* **Excerpt from a dataset**:
+ + +

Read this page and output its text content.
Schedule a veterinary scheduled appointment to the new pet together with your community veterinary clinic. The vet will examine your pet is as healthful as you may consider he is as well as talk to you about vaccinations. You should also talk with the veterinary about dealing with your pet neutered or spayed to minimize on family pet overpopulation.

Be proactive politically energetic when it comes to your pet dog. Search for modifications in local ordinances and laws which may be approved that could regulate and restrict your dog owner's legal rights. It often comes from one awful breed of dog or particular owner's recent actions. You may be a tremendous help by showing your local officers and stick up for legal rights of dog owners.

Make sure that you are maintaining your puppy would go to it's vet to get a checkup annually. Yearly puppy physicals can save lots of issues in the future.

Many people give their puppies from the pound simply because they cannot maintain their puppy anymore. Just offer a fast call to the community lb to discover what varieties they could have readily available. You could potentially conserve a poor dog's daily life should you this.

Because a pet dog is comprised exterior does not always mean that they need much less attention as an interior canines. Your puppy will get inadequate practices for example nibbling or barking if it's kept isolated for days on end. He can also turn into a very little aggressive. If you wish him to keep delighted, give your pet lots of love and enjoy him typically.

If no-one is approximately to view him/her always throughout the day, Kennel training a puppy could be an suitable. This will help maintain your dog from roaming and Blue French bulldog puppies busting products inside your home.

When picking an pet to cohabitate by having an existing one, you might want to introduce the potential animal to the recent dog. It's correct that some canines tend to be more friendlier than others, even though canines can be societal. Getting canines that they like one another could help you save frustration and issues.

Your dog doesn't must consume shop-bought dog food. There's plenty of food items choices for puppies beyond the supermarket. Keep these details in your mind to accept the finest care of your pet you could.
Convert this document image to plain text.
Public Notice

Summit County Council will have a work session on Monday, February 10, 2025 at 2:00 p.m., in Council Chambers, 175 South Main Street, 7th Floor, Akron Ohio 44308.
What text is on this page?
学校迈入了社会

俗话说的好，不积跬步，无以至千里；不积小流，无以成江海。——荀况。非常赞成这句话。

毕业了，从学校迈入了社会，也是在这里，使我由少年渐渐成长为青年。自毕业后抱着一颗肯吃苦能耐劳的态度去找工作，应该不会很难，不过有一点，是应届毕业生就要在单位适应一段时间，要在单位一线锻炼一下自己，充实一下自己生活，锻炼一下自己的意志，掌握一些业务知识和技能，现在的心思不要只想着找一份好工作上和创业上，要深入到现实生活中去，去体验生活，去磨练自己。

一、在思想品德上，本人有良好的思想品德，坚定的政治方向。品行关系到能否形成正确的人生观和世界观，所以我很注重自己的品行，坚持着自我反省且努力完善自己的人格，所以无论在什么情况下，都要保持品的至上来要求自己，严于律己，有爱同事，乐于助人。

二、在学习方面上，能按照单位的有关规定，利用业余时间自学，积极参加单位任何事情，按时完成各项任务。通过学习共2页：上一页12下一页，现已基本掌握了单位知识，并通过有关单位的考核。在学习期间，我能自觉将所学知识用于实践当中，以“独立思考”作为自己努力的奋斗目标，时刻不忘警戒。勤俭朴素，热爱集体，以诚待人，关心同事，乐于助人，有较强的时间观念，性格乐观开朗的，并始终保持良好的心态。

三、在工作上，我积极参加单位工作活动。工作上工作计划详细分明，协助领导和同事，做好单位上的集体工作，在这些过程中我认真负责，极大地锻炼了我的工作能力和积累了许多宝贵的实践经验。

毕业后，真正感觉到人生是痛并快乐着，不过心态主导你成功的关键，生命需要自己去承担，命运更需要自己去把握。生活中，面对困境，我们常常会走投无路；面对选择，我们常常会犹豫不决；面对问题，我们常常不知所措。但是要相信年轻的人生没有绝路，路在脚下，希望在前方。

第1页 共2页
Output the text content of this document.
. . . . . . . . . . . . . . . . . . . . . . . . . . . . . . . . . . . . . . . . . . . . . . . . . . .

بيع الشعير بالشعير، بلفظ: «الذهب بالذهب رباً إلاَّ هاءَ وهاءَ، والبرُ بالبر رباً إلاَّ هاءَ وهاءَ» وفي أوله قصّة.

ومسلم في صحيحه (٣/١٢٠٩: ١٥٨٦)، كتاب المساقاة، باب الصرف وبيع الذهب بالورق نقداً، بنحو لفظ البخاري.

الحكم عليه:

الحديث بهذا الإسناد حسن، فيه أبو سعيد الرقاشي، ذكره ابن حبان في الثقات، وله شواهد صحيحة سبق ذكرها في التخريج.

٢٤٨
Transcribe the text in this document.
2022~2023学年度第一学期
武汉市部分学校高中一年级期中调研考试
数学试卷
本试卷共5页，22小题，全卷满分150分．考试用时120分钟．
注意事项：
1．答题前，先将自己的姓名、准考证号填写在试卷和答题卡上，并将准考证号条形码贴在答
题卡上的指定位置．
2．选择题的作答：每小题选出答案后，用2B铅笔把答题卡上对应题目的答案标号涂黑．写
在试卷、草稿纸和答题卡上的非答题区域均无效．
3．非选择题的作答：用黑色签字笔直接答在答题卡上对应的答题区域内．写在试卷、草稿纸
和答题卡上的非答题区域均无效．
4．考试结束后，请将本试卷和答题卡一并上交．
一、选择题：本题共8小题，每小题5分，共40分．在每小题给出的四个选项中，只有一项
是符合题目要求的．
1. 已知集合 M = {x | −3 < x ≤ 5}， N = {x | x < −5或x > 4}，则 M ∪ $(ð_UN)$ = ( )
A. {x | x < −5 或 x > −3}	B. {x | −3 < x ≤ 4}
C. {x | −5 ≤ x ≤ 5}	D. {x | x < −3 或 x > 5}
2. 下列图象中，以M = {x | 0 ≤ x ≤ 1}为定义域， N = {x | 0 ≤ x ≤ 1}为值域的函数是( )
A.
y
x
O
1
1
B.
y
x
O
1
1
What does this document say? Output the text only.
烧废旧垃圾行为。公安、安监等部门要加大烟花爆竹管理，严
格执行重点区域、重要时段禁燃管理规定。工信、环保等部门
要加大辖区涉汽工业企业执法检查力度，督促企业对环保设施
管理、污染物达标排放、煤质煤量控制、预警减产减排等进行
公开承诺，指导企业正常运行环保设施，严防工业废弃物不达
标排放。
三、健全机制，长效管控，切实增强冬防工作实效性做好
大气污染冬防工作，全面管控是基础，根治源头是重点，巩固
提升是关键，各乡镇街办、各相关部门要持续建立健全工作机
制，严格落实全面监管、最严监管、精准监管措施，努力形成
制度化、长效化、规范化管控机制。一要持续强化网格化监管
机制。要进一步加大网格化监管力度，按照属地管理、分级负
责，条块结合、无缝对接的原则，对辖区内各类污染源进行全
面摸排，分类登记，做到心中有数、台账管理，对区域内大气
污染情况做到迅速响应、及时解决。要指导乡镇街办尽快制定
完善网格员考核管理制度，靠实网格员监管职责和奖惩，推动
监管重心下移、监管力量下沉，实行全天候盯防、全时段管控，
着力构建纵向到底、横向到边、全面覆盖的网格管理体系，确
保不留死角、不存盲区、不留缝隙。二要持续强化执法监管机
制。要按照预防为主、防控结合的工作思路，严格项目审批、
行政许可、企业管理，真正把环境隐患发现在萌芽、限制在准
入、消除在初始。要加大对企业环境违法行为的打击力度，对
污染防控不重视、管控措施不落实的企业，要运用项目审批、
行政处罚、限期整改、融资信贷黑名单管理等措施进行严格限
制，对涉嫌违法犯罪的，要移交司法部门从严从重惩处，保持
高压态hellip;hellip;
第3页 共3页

+ + +

* **Exercise requirements**:
Repeat the records above exactly.

* **Reply**:
Read this page and output its text content.
Schedule a veterinary scheduled appointment to the new pet together with your community veterinary clinic. The vet will examine your pet is as healthful as you may consider he is as well as talk to you about vaccinations. You should also talk with the veterinary about dealing with your pet neutered or spayed to minimize on family pet overpopulation.

Be proactive politically energetic when it comes to your pet dog. Search for modifications in local ordinances and laws which may be approved that could regulate and restrict your dog owner's legal rights. It often comes from one awful breed of dog or particular owner's recent actions. You may be a tremendous help by showing your local officers and stick up for legal rights of dog owners.

Make sure that you are maintaining your puppy would go to it's vet to get a checkup annually. Yearly puppy physicals can save lots of issues in the future.

Many people give their puppies from the pound simply because they cannot maintain their puppy anymore. Just offer a fast call to the community lb to discover what varieties they could have readily available. You could potentially conserve a poor dog's daily life should you this.

Because a pet dog is comprised exterior does not always mean that they need much less attention as an interior canines. Your puppy will get inadequate practices for example nibbling or barking if it's kept isolated for days on end. He can also turn into a very little aggressive. If you wish him to keep delighted, give your pet lots of love and enjoy him typically.

If no-one is approximately to view him/her always throughout the day, Kennel training a puppy could be an suitable. This will help maintain your dog from roaming and Blue French bulldog puppies busting products inside your home.

When picking an pet to cohabitate by having an existing one, you might want to introduce the potential animal to the recent dog. It's correct that some canines tend to be more friendlier than others, even though canines can be societal. Getting canines that they like one another could help you save frustration and issues.

Your dog doesn't must consume shop-bought dog food. There's plenty of food items choices for puppies beyond the supermarket. Keep these details in your mind to accept the finest care of your pet you could.
Convert this document image to plain text.
Public Notice

Summit County Council will have a work session on Monday, February 10, 2025 at 2:00 p.m., in Council Chambers, 175 South Main Street, 7th Floor, Akron Ohio 44308.
What text is on this page?
学校迈入了社会

俗话说的好，不积跬步，无以至千里；不积小流，无以成江海。——荀况。非常赞成这句话。

毕业了，从学校迈入了社会，也是在这里，使我由少年渐渐成长为青年。自毕业后抱着一颗肯吃苦能耐劳的态度去找工作，应该不会很难，不过有一点，是应届毕业生就要在单位适应一段时间，要在单位一线锻炼一下自己，充实一下自己生活，锻炼一下自己的意志，掌握一些业务知识和技能，现在的心思不要只想着找一份好工作上和创业上，要深入到现实生活中去，去体验生活，去磨练自己。

一、在思想品德上，本人有良好的思想品德，坚定的政治方向。品行关系到能否形成正确的人生观和世界观，所以我很注重自己的品行，坚持着自我反省且努力完善自己的人格，所以无论在什么情况下，都要保持品的至上来要求自己，严于律己，有爱同事，乐于助人。

二、在学习方面上，能按照单位的有关规定，利用业余时间自学，积极参加单位任何事情，按时完成各项任务。通过学习共2页：上一页12下一页，现已基本掌握了单位知识，并通过有关单位的考核。在学习期间，我能自觉将所学知识用于实践当中，以“独立思考”作为自己努力的奋斗目标，时刻不忘警戒。勤俭朴素，热爱集体，以诚待人，关心同事，乐于助人，有较强的时间观念，性格乐观开朗的，并始终保持良好的心态。

三、在工作上，我积极参加单位工作活动。工作上工作计划详细分明，协助领导和同事，做好单位上的集体工作，在这些过程中我认真负责，极大地锻炼了我的工作能力和积累了许多宝贵的实践经验。

毕业后，真正感觉到人生是痛并快乐着，不过心态主导你成功的关键，生命需要自己去承担，命运更需要自己去把握。生活中，面对困境，我们常常会走投无路；面对选择，我们常常会犹豫不决；面对问题，我们常常不知所措。但是要相信年轻的人生没有绝路，路在脚下，希望在前方。

第1页 共2页
Output the text content of this document.
. . . . . . . . . . . . . . . . . . . . . . . . . . . . . . . . . . . . . . . . . . . . . . . . . . .

بيع الشعير بالشعير، بلفظ: «الذهب بالذهب رباً إلاَّ هاءَ وهاءَ، والبرُ بالبر رباً إلاَّ هاءَ وهاءَ» وفي أوله قصّة.

ومسلم في صحيحه (٣/١٢٠٩: ١٥٨٦)، كتاب المساقاة، باب الصرف وبيع الذهب بالورق نقداً، بنحو لفظ البخاري.

الحكم عليه:

الحديث بهذا الإسناد حسن، فيه أبو سعيد الرقاشي، ذكره ابن حبان في الثقات، وله شواهد صحيحة سبق ذكرها في التخريج.

٢٤٨
Transcribe the text in this document.
2022~2023学年度第一学期
武汉市部分学校高中一年级期中调研考试
数学试卷
本试卷共5页，22小题，全卷满分150分．考试用时120分钟．
注意事项：
1．答题前，先将自己的姓名、准考证号填写在试卷和答题卡上，并将准考证号条形码贴在答
题卡上的指定位置．
2．选择题的作答：每小题选出答案后，用2B铅笔把答题卡上对应题目的答案标号涂黑．写
在试卷、草稿纸和答题卡上的非答题区域均无效．
3．非选择题的作答：用黑色签字笔直接答在答题卡上对应的答题区域内．写在试卷、草稿纸
和答题卡上的非答题区域均无效．
4．考试结束后，请将本试卷和答题卡一并上交．
一、选择题：本题共8小题，每小题5分，共40分．在每小题给出的四个选项中，只有一项
是符合题目要求的．
1. 已知集合 M = {x | −3 < x ≤ 5}， N = {x | x < −5或x > 4}，则 M ∪ $(ð_UN)$ = ( )
A. {x | x < −5 或 x > −3}	B. {x | −3 < x ≤ 4}
C. {x | −5 ≤ x ≤ 5}	D. {x | x < −3 或 x > 5}
2. 下列图象中，以M = {x | 0 ≤ x ≤ 1}为定义域， N = {x | 0 ≤ x ≤ 1}为值域的函数是( )
A.
y
x
O
1
1
B.
y
x
O
1
1
What does this document say? Output the text only.
烧废旧垃圾行为。公安、安监等部门要加大烟花爆竹管理，严
格执行重点区域、重要时段禁燃管理规定。工信、环保等部门
要加大辖区涉汽工业企业执法检查力度，督促企业对环保设施
管理、污染物达标排放、煤质煤量控制、预警减产减排等进行
公开承诺，指导企业正常运行环保设施，严防工业废弃物不达
标排放。
三、健全机制，长效管控，切实增强冬防工作实效性做好
大气污染冬防工作，全面管控是基础，根治源头是重点，巩固
提升是关键，各乡镇街办、各相关部门要持续建立健全工作机
制，严格落实全面监管、最严监管、精准监管措施，努力形成
制度化、长效化、规范化管控机制。一要持续强化网格化监管
机制。要进一步加大网格化监管力度，按照属地管理、分级负
责，条块结合、无缝对接的原则，对辖区内各类污染源进行全
面摸排，分类登记，做到心中有数、台账管理，对区域内大气
污染情况做到迅速响应、及时解决。要指导乡镇街办尽快制定
完善网格员考核管理制度，靠实网格员监管职责和奖惩，推动
监管重心下移、监管力量下沉，实行全天候盯防、全时段管控，
着力构建纵向到底、横向到边、全面覆盖的网格管理体系，确
保不留死角、不存盲区、不留缝隙。二要持续强化执法监管机
制。要按照预防为主、防控结合的工作思路，严格项目审批、
行政许可、企业管理，真正把环境隐患发现在萌芽、限制在准
入、消除在初始。要加大对企业环境违法行为的打击力度，对
污染防控不重视、管控措施不落实的企业，要运用项目审批、
行政处罚、限期整改、融资信贷黑名单管理等措施进行严格限
制，对涉嫌违法犯罪的，要移交司法部门从严从重惩处，保持
高压态hellip;hellip;
第3页 共3页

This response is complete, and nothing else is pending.